> _Stored records_
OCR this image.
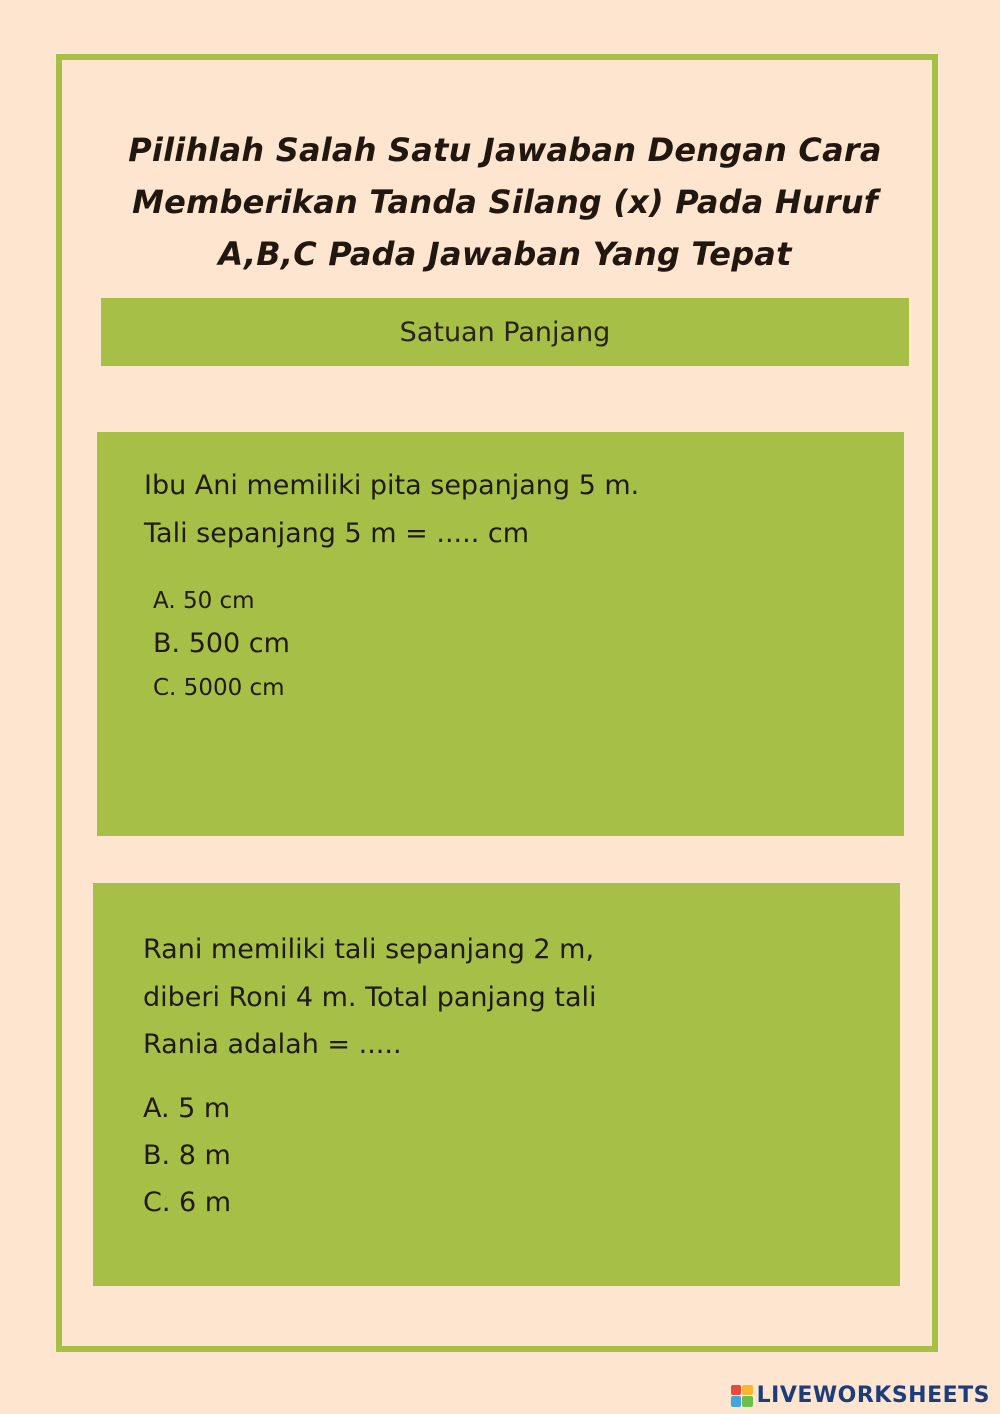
Pilihlah Salah Satu Jawaban Dengan Cara
Memberikan Tanda Silang (x) Pada Huruf
A,B,C Pada Jawaban Yang Tepat
Satuan Panjang
Ibu Ani memiliki pita sepanjang 5 m.
Tali sepanjang 5 m = ..... cm
A. 50 cm
B. 500 cm
C. 5000 cm
Rani memiliki tali sepanjang 2 m,
diberi Roni 4 m. Total panjang tali
Rania adalah = .....
A. 5 m
B. 8 m
C. 6 m
LIVEWORKSHEETS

> _Stated exercise_
Indicate how many lines of the material include the word "Jawaban"; the number alone is required.

> _Solution to this task_
2